**TASK OBJECTIVE:** Print the following items line for line, without the pictures.

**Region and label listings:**
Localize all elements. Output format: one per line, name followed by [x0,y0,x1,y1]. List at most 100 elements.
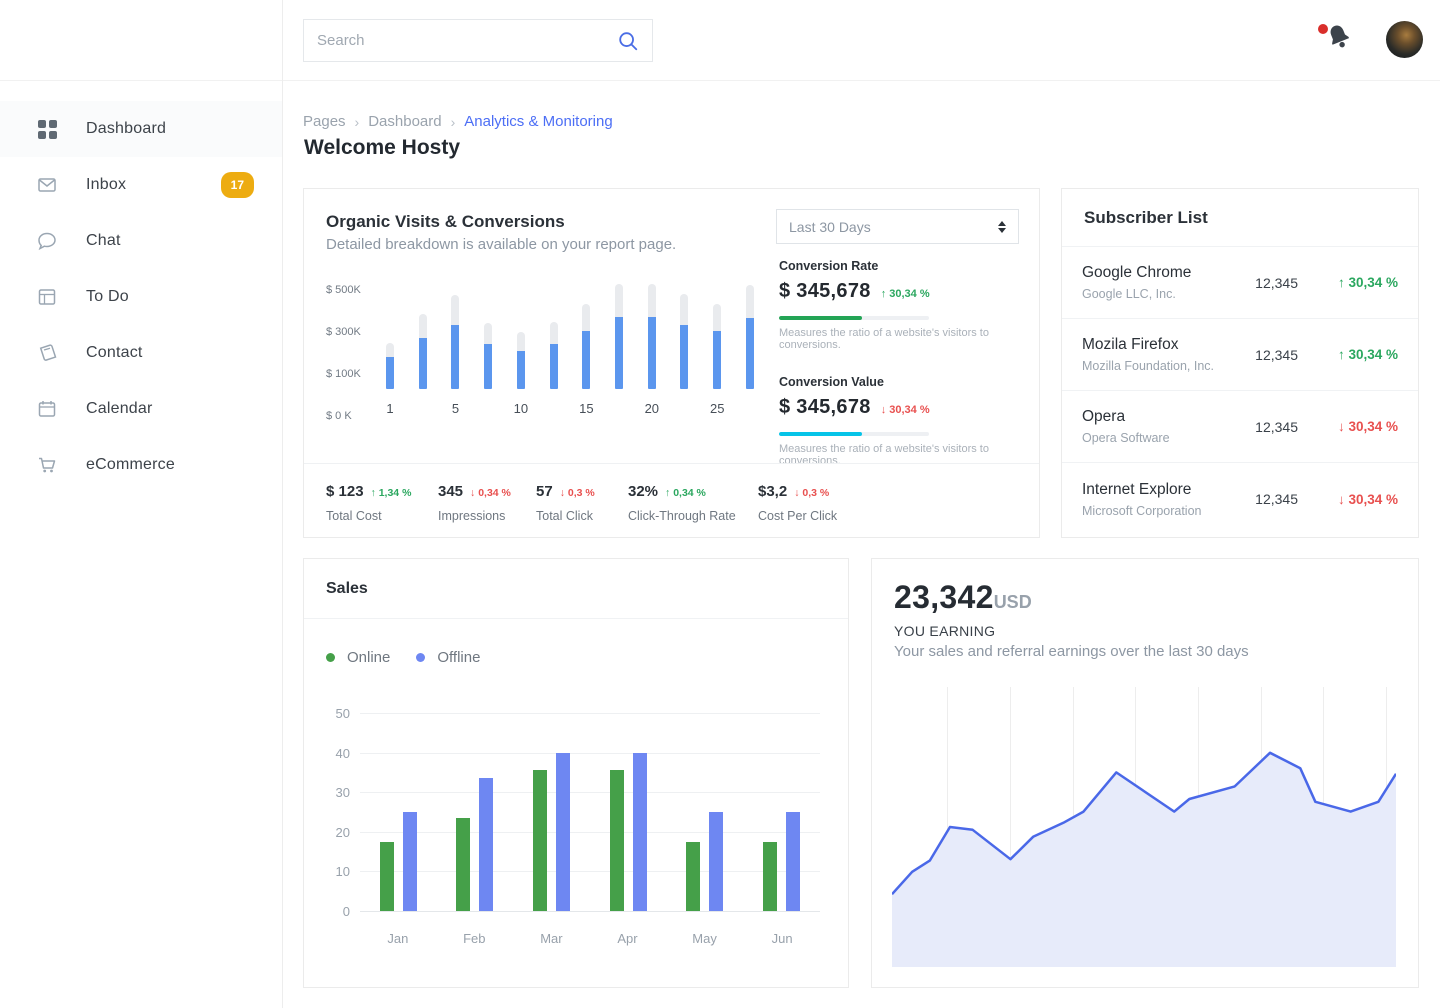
earning-amount: 23,342 [894,579,994,616]
sidebar-item-inbox[interactable]: Inbox17 [0,157,282,213]
subscriber-name: Google Chrome [1082,264,1242,282]
sales-chart-plot [360,713,820,911]
stat-delta: ↓ 0,3 % [794,487,829,499]
organic-bar-fill [550,344,558,389]
sidebar-item-dashboard[interactable]: Dashboard [0,101,282,157]
metric-caption: Measures the ratio of a website's visito… [779,327,1019,351]
subscriber-row[interactable]: Google ChromeGoogle LLC, Inc.12,345↑ 30,… [1062,247,1418,319]
subscriber-company: Microsoft Corporation [1082,504,1242,518]
subscriber-row[interactable]: Internet ExploreMicrosoft Corporation12,… [1062,463,1418,535]
organic-card-subtitle: Detailed breakdown is available on your … [326,236,676,253]
x-tick-label: Jan [387,931,408,946]
sidebar-nav: DashboardInbox17Chat To Do Contact Calendar… [0,81,282,493]
sales-legend: Online Offline [326,649,480,666]
dashboard-page: DashboardInbox17ChatTo DoContactCalendar… [0,0,1440,1008]
stat-click-through-rate: 32%↑ 0,34 %Click-Through Rate [628,483,758,523]
organic-bar [615,284,623,389]
sales-card-header: Sales [304,559,848,619]
y-tick-label: 30 [336,785,350,800]
x-tick-label: Jun [772,931,793,946]
search-box [303,19,653,62]
y-tick-label: 40 [336,746,350,761]
organic-bar [648,284,656,389]
breadcrumb-item[interactable]: Dashboard [368,113,441,130]
sidebar-item-ecommerce[interactable]: eCommerce [0,437,282,493]
notifications-button[interactable] [1324,22,1358,56]
legend-label: Online [347,649,390,666]
divider [304,463,1039,464]
y-tick-label: $ 0 K [326,410,352,422]
y-tick-label: 20 [336,825,350,840]
legend-dot [416,653,425,662]
organic-bar-fill [648,317,656,389]
earning-area-svg [892,687,1396,967]
metric-label: Conversion Rate [779,259,1019,273]
subscriber-row[interactable]: Mozila FirefoxMozilla Foundation, Inc.12… [1062,319,1418,391]
sidebar-item-to-do[interactable]: To Do [0,269,282,325]
stats-row: $ 123↑ 1,34 %Total Cost345↓ 0,34 %Impres… [326,483,837,523]
subscriber-company: Google LLC, Inc. [1082,287,1242,301]
stat-value-row: $ 123↑ 1,34 % [326,483,438,500]
sales-bar-offline [633,753,647,911]
x-tick-label: Feb [463,931,485,946]
sidebar-item-contact[interactable]: Contact [0,325,282,381]
bell-icon [1319,17,1358,56]
breadcrumb: Pages›Dashboard›Analytics & Monitoring [303,113,613,130]
organic-bar [680,294,688,389]
stat-value: 345 [438,483,463,500]
stat-label: Total Click [536,509,628,523]
stat-delta: ↑ 0,34 % [665,487,706,499]
stat-delta: ↑ 1,34 % [371,487,412,499]
legend-label: Offline [437,649,480,666]
y-tick-label: $ 500K [326,284,361,296]
legend-dot [326,653,335,662]
metric-progress-track [779,432,929,436]
metric-delta: ↑ 30,34 % [881,288,930,300]
breadcrumb-item[interactable]: Pages [303,113,346,130]
sales-bar-offline [479,778,493,911]
metric-value-row: $ 345,678↓ 30,34 % [779,396,1019,419]
avatar[interactable] [1386,21,1423,58]
legend-item-offline[interactable]: Offline [416,649,480,666]
sidebar-item-calendar[interactable]: Calendar [0,381,282,437]
stat-value-row: 345↓ 0,34 % [438,483,536,500]
y-tick-label: 50 [336,706,350,721]
subscriber-company: Opera Software [1082,431,1242,445]
sales-bar-offline [403,812,417,911]
subscriber-row[interactable]: OperaOpera Software12,345↓ 30,34 % [1062,391,1418,463]
conversion-metrics: Conversion Rate $ 345,678 ↑ 30,34 % Measure… [779,259,1019,467]
stat-total-cost: $ 123↑ 1,34 %Total Cost [326,483,438,523]
cart-icon [36,454,58,476]
metric-value: $ 345,678 [779,396,871,419]
subscriber-count: 12,345 [1242,275,1298,291]
logo-area [0,0,282,81]
sales-bar-group [533,753,570,911]
subscriber-name: Internet Explore [1082,481,1242,499]
stat-value: $3,2 [758,483,787,500]
search-input[interactable] [317,32,617,49]
date-range-select[interactable]: Last 30 Days [776,209,1019,244]
organic-bar [550,322,558,389]
calendar-icon [36,398,58,420]
x-tick-label: 15 [571,401,601,416]
mail-icon [36,174,58,196]
legend-item-online[interactable]: Online [326,649,390,666]
stat-value-row: 32%↑ 0,34 % [628,483,758,500]
sales-bar-online [610,770,624,911]
breadcrumb-item[interactable]: Analytics & Monitoring [464,113,612,130]
sidebar-item-label: Calendar [86,400,153,418]
metric-value: $ 345,678 [779,280,871,303]
stat-impressions: 345↓ 0,34 %Impressions [438,483,536,523]
metric-label: Conversion Value [779,375,1019,389]
breadcrumb-separator: › [451,114,456,130]
sales-bar-offline [556,753,570,911]
organic-bar [713,304,721,389]
sidebar-item-chat[interactable]: Chat [0,213,282,269]
subscriber-names: Internet Explore Microsoft Corporation [1082,481,1242,518]
sidebar-item-label: To Do [86,288,129,306]
metric-progress-fill [779,432,862,436]
search-icon[interactable] [617,30,639,52]
subscriber-name: Mozila Firefox [1082,336,1242,354]
sales-bar-online [686,842,700,911]
organic-card-title: Organic Visits & Conversions [326,212,565,232]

**ANSWER TO THE PROBLEM:**
Localize all elements. Output format: one per line, name followed by [x0,y0,x1,y1]. List at most 100 elements.
earning-amount: 23,342 [894,579,994,616]
sidebar-item-inbox[interactable]: Inbox17 [0,157,282,213]
subscriber-name: Google Chrome [1082,264,1242,282]
sales-chart-plot [360,713,820,911]
stat-delta: ↓ 0,3 % [794,487,829,499]
organic-bar-fill [550,344,558,389]
sidebar-item-dashboard[interactable]: Dashboard [0,101,282,157]
metric-caption: Measures the ratio of a website's visito… [779,327,1019,351]
subscriber-row[interactable]: Google ChromeGoogle LLC, Inc.12,345↑ 30,… [1062,247,1418,319]
subscriber-company: Microsoft Corporation [1082,504,1242,518]
subscriber-row[interactable]: Internet ExploreMicrosoft Corporation12,… [1062,463,1418,535]
organic-card-subtitle: Detailed breakdown is available on your … [326,236,676,253]
x-tick-label: Jan [387,931,408,946]
sidebar-nav: DashboardInbox17Chat To Do Contact Calendar… [0,81,282,493]
sales-legend: Online Offline [326,649,480,666]
dashboard-page: DashboardInbox17ChatTo DoContactCalendar… [0,0,1440,1008]
stat-click-through-rate: 32%↑ 0,34 %Click-Through Rate [628,483,758,523]
organic-bar [615,284,623,389]
sales-card-header: Sales [304,559,848,619]
y-tick-label: 30 [336,785,350,800]
x-tick-label: Jun [772,931,793,946]
search-box [303,19,653,62]
y-tick-label: 40 [336,746,350,761]
organic-bar [648,284,656,389]
breadcrumb-item[interactable]: Dashboard [368,113,441,130]
sidebar-item-ecommerce[interactable]: eCommerce [0,437,282,493]
notifications-button[interactable] [1324,22,1358,56]
legend-label: Online [347,649,390,666]
divider [304,463,1039,464]
y-tick-label: $ 0 K [326,410,352,422]
y-tick-label: 20 [336,825,350,840]
legend-dot [416,653,425,662]
organic-bar-fill [648,317,656,389]
earning-area-svg [892,687,1396,967]
metric-label: Conversion Rate [779,259,1019,273]
subscriber-row[interactable]: Mozila FirefoxMozilla Foundation, Inc.12… [1062,319,1418,391]
sidebar-item-to-do[interactable]: To Do [0,269,282,325]
stats-row: $ 123↑ 1,34 %Total Cost345↓ 0,34 %Impres… [326,483,837,523]
subscriber-company: Google LLC, Inc. [1082,287,1242,301]
stat-value-row: $ 123↑ 1,34 % [326,483,438,500]
sales-bar-offline [633,753,647,911]
x-tick-label: Feb [463,931,485,946]
sidebar-item-contact[interactable]: Contact [0,325,282,381]
bell-icon [1319,17,1358,56]
breadcrumb: Pages›Dashboard›Analytics & Monitoring [303,113,613,130]
organic-bar [680,294,688,389]
stat-value: 345 [438,483,463,500]
stat-label: Total Click [536,509,628,523]
stat-delta: ↑ 0,34 % [665,487,706,499]
stat-delta: ↑ 1,34 % [371,487,412,499]
legend-label: Offline [437,649,480,666]
y-tick-label: $ 500K [326,284,361,296]
legend-dot [326,653,335,662]
metric-progress-track [779,432,929,436]
metric-delta: ↑ 30,34 % [881,288,930,300]
breadcrumb-item[interactable]: Pages [303,113,346,130]
sales-bar-offline [479,778,493,911]
metric-value-row: $ 345,678↓ 30,34 % [779,396,1019,419]
avatar[interactable] [1386,21,1423,58]
legend-item-offline[interactable]: Offline [416,649,480,666]
sidebar-item-calendar[interactable]: Calendar [0,381,282,437]
stat-value-row: 345↓ 0,34 % [438,483,536,500]
y-tick-label: 50 [336,706,350,721]
subscriber-company: Opera Software [1082,431,1242,445]
sales-bar-offline [403,812,417,911]
subscriber-row[interactable]: OperaOpera Software12,345↓ 30,34 % [1062,391,1418,463]
conversion-metrics: Conversion Rate $ 345,678 ↑ 30,34 % Measure… [779,259,1019,467]
stat-total-cost: $ 123↑ 1,34 %Total Cost [326,483,438,523]
cart-icon [36,454,58,476]
metric-value: $ 345,678 [779,396,871,419]
subscriber-count: 12,345 [1242,275,1298,291]
logo-area [0,0,282,81]
sales-bar-group [533,753,570,911]
subscriber-name: Internet Explore [1082,481,1242,499]
stat-value: $3,2 [758,483,787,500]
search-input[interactable] [317,32,617,49]
date-range-select[interactable]: Last 30 Days [776,209,1019,244]
organic-bar [550,322,558,389]
calendar-icon [36,398,58,420]
x-tick-label: 15 [571,401,601,416]
mail-icon [36,174,58,196]
legend-item-online[interactable]: Online [326,649,390,666]
stat-value-row: 32%↑ 0,34 % [628,483,758,500]
sales-bar-online [610,770,624,911]
breadcrumb-item[interactable]: Analytics & Monitoring [464,113,612,130]
sidebar-item-label: Calendar [86,400,153,418]
metric-value: $ 345,678 [779,280,871,303]
stat-impressions: 345↓ 0,34 %Impressions [438,483,536,523]
metric-label: Conversion Value [779,375,1019,389]
breadcrumb-separator: › [451,114,456,130]
sales-bar-offline [556,753,570,911]
organic-bar [713,304,721,389]
sidebar-item-chat[interactable]: Chat [0,213,282,269]
subscriber-names: Internet Explore Microsoft Corporation [1082,481,1242,518]
sidebar-item-label: To Do [86,288,129,306]
metric-progress-fill [779,432,862,436]
search-icon[interactable] [617,30,639,52]
subscriber-name: Mozila Firefox [1082,336,1242,354]
sales-bar-online [686,842,700,911]
organic-card-title: Organic Visits & Conversions [326,212,565,232]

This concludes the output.